[Required work]
Arrange the rows from the line with "series-line-4 <box>113 450 443 515</box>" to the line with "series-line-12 <box>113 206 443 234</box>", both included, as a numbered list, leaving out any blank lines.

::::

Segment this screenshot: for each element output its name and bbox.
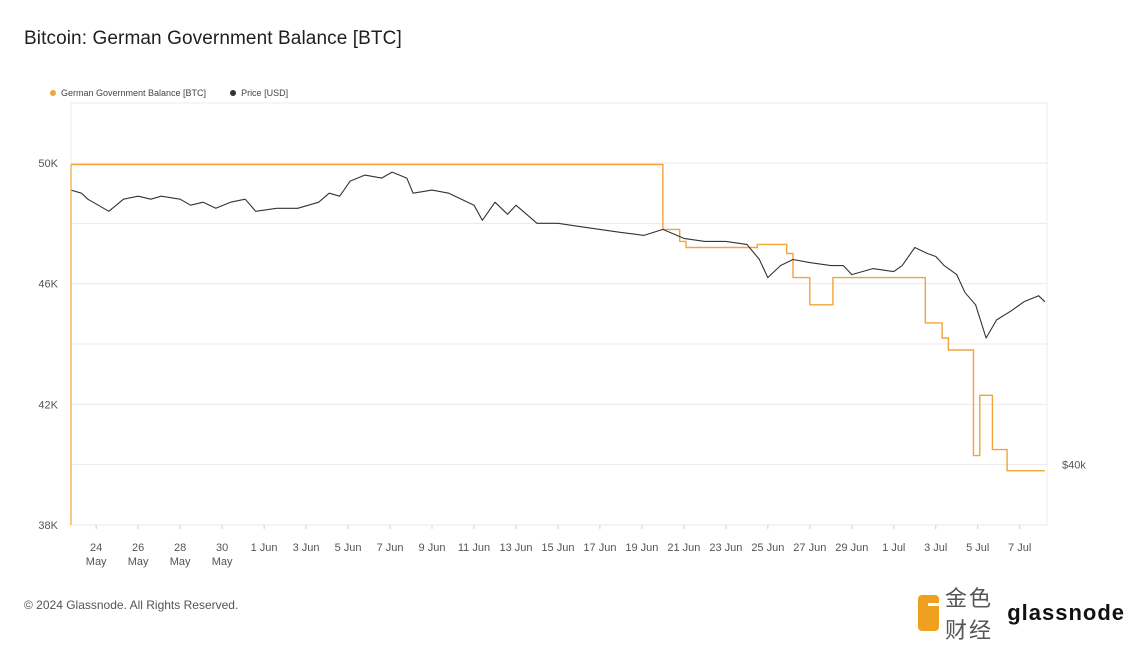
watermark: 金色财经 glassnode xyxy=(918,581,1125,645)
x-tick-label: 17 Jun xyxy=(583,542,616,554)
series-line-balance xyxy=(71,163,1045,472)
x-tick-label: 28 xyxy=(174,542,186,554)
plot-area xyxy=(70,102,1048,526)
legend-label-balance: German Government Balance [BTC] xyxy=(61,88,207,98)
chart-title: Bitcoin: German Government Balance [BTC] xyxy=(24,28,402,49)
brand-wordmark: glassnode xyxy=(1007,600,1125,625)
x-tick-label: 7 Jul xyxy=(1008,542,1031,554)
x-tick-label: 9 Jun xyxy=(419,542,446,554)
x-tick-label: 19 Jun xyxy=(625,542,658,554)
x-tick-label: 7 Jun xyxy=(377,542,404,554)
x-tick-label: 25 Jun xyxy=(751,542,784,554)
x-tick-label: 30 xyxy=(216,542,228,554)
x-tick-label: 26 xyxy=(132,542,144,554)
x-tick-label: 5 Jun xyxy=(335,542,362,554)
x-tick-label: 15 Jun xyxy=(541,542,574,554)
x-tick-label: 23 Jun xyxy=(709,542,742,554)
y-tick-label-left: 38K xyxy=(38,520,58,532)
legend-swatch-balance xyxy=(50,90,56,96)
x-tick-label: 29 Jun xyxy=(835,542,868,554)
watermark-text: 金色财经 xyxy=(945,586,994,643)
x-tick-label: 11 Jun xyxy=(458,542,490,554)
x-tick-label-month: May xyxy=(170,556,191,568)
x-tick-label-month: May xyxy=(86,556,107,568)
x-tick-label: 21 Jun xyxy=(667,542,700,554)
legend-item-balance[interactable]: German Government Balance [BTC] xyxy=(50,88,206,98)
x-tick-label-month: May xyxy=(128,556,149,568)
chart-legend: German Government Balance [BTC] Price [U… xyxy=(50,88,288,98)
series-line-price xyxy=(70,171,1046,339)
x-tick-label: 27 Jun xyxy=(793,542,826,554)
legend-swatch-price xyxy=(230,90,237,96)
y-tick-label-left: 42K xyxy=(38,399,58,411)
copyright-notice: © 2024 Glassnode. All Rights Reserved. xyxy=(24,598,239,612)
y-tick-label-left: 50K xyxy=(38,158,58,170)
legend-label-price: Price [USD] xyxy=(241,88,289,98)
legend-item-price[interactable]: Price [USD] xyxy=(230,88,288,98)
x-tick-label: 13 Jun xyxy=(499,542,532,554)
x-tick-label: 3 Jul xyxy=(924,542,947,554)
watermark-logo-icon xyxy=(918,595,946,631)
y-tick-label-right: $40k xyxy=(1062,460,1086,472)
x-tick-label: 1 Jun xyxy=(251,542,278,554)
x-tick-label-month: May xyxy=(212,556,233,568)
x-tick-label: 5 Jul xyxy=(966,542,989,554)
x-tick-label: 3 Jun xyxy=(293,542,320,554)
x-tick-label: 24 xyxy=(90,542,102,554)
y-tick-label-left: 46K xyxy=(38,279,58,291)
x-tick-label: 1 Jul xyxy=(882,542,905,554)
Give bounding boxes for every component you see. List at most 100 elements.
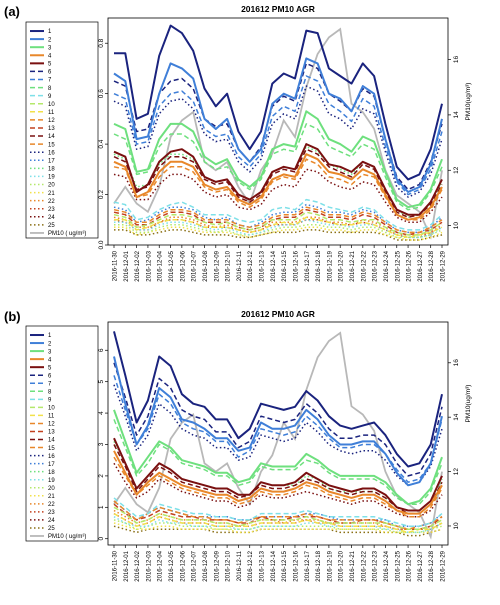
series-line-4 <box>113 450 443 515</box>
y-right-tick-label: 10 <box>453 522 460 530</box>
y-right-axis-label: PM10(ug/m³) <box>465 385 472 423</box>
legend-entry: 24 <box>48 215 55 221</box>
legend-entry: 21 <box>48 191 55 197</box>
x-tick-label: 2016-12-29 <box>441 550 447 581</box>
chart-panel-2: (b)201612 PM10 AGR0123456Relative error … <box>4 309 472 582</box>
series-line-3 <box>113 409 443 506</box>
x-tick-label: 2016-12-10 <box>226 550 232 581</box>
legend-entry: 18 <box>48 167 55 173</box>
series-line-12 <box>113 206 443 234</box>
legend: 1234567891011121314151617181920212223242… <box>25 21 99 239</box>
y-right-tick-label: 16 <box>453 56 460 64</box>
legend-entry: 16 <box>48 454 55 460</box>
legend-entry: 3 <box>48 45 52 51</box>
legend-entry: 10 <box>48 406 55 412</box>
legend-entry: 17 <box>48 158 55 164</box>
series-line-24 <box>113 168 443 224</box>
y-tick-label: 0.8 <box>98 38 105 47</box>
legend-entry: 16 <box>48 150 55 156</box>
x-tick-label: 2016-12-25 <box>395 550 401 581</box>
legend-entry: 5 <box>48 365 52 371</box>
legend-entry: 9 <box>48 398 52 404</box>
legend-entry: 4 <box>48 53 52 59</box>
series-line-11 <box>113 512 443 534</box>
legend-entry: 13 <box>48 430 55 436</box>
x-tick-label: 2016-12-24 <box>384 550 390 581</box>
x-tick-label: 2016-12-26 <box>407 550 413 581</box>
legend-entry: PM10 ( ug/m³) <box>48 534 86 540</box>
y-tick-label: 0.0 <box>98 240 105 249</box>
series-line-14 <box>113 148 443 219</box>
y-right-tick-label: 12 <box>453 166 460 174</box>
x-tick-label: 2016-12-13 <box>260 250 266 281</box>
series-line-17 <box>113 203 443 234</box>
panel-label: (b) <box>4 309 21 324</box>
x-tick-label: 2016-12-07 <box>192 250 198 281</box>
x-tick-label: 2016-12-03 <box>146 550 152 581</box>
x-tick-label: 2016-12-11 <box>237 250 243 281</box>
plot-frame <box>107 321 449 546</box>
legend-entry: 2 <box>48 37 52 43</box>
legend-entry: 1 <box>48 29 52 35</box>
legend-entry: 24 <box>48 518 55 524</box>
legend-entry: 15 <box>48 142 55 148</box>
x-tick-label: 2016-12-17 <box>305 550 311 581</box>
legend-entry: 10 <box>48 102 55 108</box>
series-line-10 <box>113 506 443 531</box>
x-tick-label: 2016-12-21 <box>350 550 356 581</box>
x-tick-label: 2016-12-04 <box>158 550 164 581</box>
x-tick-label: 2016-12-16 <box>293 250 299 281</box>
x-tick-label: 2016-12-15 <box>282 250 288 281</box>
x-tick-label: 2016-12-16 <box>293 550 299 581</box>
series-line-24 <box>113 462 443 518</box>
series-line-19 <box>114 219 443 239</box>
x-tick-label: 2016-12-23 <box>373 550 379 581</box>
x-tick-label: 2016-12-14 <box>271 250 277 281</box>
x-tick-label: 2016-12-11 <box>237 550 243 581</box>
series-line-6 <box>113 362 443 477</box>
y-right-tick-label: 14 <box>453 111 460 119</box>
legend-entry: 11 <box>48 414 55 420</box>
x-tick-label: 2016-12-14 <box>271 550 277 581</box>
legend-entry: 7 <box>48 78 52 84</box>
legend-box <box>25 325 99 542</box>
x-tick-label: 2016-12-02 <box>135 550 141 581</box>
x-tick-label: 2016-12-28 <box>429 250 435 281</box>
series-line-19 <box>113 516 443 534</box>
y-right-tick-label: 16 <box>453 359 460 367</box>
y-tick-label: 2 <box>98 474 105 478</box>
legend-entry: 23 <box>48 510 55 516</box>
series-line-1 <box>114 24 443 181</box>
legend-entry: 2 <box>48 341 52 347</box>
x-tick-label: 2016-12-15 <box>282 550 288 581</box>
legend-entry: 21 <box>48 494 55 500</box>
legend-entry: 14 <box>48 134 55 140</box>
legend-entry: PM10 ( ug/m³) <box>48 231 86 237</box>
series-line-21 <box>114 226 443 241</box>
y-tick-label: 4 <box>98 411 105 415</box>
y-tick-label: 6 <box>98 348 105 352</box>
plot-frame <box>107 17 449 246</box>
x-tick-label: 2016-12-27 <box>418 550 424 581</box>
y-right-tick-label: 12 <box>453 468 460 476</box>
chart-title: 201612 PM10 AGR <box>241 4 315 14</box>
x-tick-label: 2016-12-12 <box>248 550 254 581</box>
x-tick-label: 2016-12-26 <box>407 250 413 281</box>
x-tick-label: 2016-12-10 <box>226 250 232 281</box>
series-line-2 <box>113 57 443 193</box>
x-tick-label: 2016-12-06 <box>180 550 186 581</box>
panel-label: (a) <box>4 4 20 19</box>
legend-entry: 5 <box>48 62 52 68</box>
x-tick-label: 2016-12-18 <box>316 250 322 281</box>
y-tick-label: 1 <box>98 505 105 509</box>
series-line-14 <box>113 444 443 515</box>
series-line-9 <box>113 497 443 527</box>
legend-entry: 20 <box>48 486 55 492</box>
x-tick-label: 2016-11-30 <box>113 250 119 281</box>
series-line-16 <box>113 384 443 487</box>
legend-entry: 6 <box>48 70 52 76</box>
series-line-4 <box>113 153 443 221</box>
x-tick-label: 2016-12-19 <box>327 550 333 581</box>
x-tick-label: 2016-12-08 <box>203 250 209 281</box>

::::

[Task output]
1. series-line-4 <box>113 450 443 515</box>
2. y-right-tick-label: 10 <box>453 522 460 530</box>
3. y-right-axis-label: PM10(ug/m³) <box>465 385 472 423</box>
4. legend-entry: 24 <box>48 215 55 221</box>
5. legend-entry: 21 <box>48 191 55 197</box>
6. x-tick-label: 2016-12-29 <box>441 550 447 581</box>
7. chart-panel-2: (b)201612 PM10 AGR0123456Relative error … <box>4 309 472 582</box>
8. series-line-3 <box>113 409 443 506</box>
9. x-tick-label: 2016-12-10 <box>226 550 232 581</box>
10. legend-entry: 18 <box>48 167 55 173</box>
11. series-line-12 <box>113 206 443 234</box>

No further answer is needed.